Copy the listing below word for word, every line of it.

■ Dataset excerpts ■
::::::
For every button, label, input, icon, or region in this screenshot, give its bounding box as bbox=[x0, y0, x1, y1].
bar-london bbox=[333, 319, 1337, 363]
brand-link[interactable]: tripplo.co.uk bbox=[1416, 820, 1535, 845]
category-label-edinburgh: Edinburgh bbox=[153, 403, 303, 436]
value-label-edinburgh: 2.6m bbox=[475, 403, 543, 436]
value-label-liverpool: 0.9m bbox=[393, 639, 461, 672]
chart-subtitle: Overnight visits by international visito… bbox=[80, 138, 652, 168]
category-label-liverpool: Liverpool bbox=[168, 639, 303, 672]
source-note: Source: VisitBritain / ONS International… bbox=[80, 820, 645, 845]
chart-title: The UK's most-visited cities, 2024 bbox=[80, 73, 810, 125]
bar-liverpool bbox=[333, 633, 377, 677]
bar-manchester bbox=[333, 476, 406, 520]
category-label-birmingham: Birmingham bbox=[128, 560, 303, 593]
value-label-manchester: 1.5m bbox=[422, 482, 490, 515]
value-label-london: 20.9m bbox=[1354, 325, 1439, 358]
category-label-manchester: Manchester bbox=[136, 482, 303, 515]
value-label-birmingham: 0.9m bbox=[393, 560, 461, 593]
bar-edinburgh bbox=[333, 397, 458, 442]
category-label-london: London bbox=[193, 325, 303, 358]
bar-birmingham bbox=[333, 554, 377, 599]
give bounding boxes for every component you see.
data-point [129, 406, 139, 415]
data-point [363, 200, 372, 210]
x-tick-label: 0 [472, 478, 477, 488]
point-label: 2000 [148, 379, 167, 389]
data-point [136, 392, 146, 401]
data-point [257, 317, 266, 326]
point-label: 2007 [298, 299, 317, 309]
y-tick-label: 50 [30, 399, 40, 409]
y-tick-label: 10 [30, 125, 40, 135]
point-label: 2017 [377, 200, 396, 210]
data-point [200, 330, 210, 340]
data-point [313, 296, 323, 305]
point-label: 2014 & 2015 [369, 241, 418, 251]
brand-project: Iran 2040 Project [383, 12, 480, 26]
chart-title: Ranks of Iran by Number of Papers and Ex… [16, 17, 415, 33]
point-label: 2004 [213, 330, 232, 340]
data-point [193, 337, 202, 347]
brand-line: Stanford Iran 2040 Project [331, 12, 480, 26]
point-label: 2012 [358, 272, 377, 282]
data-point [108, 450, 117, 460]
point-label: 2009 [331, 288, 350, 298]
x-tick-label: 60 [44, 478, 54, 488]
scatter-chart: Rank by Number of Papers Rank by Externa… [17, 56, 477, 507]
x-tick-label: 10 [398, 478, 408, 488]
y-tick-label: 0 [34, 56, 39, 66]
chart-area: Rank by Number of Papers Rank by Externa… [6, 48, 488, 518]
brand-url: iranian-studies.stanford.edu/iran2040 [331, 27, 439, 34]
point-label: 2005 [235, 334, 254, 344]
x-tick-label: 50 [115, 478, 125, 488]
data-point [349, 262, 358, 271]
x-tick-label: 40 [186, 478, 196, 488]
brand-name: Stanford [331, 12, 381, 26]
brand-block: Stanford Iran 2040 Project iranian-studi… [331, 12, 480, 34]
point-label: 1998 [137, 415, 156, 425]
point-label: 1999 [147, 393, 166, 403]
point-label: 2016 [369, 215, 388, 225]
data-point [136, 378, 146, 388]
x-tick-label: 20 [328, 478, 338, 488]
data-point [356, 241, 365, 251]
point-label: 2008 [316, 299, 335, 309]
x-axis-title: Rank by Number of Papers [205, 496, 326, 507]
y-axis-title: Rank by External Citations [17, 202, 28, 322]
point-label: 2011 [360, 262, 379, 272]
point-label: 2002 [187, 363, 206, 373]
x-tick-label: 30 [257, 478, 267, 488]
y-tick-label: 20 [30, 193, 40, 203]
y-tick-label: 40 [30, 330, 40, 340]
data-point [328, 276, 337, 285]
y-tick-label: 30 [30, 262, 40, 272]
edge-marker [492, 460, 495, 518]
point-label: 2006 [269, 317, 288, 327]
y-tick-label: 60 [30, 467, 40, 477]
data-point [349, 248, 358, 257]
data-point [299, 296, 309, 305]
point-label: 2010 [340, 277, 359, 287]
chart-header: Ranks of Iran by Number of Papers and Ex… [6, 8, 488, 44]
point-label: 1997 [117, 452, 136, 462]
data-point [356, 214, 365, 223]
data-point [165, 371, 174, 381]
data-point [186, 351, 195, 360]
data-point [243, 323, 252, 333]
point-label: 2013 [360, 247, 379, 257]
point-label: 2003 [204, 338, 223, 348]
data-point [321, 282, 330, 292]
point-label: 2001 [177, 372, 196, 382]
::::::
■ Answer for the task ■
For every button, label, input, icon, or region in this screenshot, give its bounding box as bbox=[x0, y0, x1, y1].
bar-london bbox=[333, 319, 1337, 363]
brand-link[interactable]: tripplo.co.uk bbox=[1416, 820, 1535, 845]
category-label-edinburgh: Edinburgh bbox=[153, 403, 303, 436]
value-label-edinburgh: 2.6m bbox=[475, 403, 543, 436]
value-label-liverpool: 0.9m bbox=[393, 639, 461, 672]
chart-subtitle: Overnight visits by international visito… bbox=[80, 138, 652, 168]
category-label-liverpool: Liverpool bbox=[168, 639, 303, 672]
source-note: Source: VisitBritain / ONS International… bbox=[80, 820, 645, 845]
chart-title: The UK's most-visited cities, 2024 bbox=[80, 73, 810, 125]
bar-liverpool bbox=[333, 633, 377, 677]
bar-manchester bbox=[333, 476, 406, 520]
category-label-birmingham: Birmingham bbox=[128, 560, 303, 593]
value-label-manchester: 1.5m bbox=[422, 482, 490, 515]
value-label-london: 20.9m bbox=[1354, 325, 1439, 358]
category-label-manchester: Manchester bbox=[136, 482, 303, 515]
value-label-birmingham: 0.9m bbox=[393, 560, 461, 593]
bar-edinburgh bbox=[333, 397, 458, 442]
category-label-london: London bbox=[193, 325, 303, 358]
bar-birmingham bbox=[333, 554, 377, 599]
give bounding boxes for every component you see.
data-point [129, 406, 139, 415]
data-point [363, 200, 372, 210]
x-tick-label: 0 [472, 478, 477, 488]
point-label: 2000 [148, 379, 167, 389]
data-point [136, 392, 146, 401]
data-point [257, 317, 266, 326]
point-label: 2007 [298, 299, 317, 309]
y-tick-label: 50 [30, 399, 40, 409]
y-tick-label: 10 [30, 125, 40, 135]
point-label: 2017 [377, 200, 396, 210]
data-point [200, 330, 210, 340]
data-point [313, 296, 323, 305]
point-label: 2014 & 2015 [369, 241, 418, 251]
brand-project: Iran 2040 Project [383, 12, 480, 26]
chart-title: Ranks of Iran by Number of Papers and Ex… [16, 17, 415, 33]
point-label: 2004 [213, 330, 232, 340]
data-point [193, 337, 202, 347]
brand-line: Stanford Iran 2040 Project [331, 12, 480, 26]
point-label: 2012 [358, 272, 377, 282]
data-point [108, 450, 117, 460]
point-label: 2009 [331, 288, 350, 298]
x-tick-label: 60 [44, 478, 54, 488]
scatter-chart: Rank by Number of Papers Rank by Externa… [17, 56, 477, 507]
x-tick-label: 10 [398, 478, 408, 488]
y-tick-label: 0 [34, 56, 39, 66]
chart-area: Rank by Number of Papers Rank by Externa… [6, 48, 488, 518]
brand-url: iranian-studies.stanford.edu/iran2040 [331, 27, 439, 34]
point-label: 2005 [235, 334, 254, 344]
x-tick-label: 50 [115, 478, 125, 488]
data-point [349, 262, 358, 271]
x-tick-label: 40 [186, 478, 196, 488]
brand-name: Stanford [331, 12, 381, 26]
brand-block: Stanford Iran 2040 Project iranian-studi… [331, 12, 480, 34]
point-label: 1998 [137, 415, 156, 425]
point-label: 1999 [147, 393, 166, 403]
point-label: 2016 [369, 215, 388, 225]
data-point [136, 378, 146, 388]
x-tick-label: 20 [328, 478, 338, 488]
data-point [356, 241, 365, 251]
point-label: 2008 [316, 299, 335, 309]
x-axis-title: Rank by Number of Papers [205, 496, 326, 507]
y-axis-title: Rank by External Citations [17, 202, 28, 322]
point-label: 2011 [360, 262, 379, 272]
point-label: 2002 [187, 363, 206, 373]
x-tick-label: 30 [257, 478, 267, 488]
y-tick-label: 20 [30, 193, 40, 203]
y-tick-label: 40 [30, 330, 40, 340]
data-point [328, 276, 337, 285]
y-tick-label: 30 [30, 262, 40, 272]
edge-marker [492, 460, 495, 518]
point-label: 2006 [269, 317, 288, 327]
y-tick-label: 60 [30, 467, 40, 477]
data-point [349, 248, 358, 257]
data-point [299, 296, 309, 305]
point-label: 2010 [340, 277, 359, 287]
chart-header: Ranks of Iran by Number of Papers and Ex… [6, 8, 488, 44]
point-label: 1997 [117, 452, 136, 462]
data-point [356, 214, 365, 223]
data-point [165, 371, 174, 381]
data-point [186, 351, 195, 360]
data-point [243, 323, 252, 333]
point-label: 2013 [360, 247, 379, 257]
point-label: 2003 [204, 338, 223, 348]
data-point [321, 282, 330, 292]
point-label: 2001 [177, 372, 196, 382]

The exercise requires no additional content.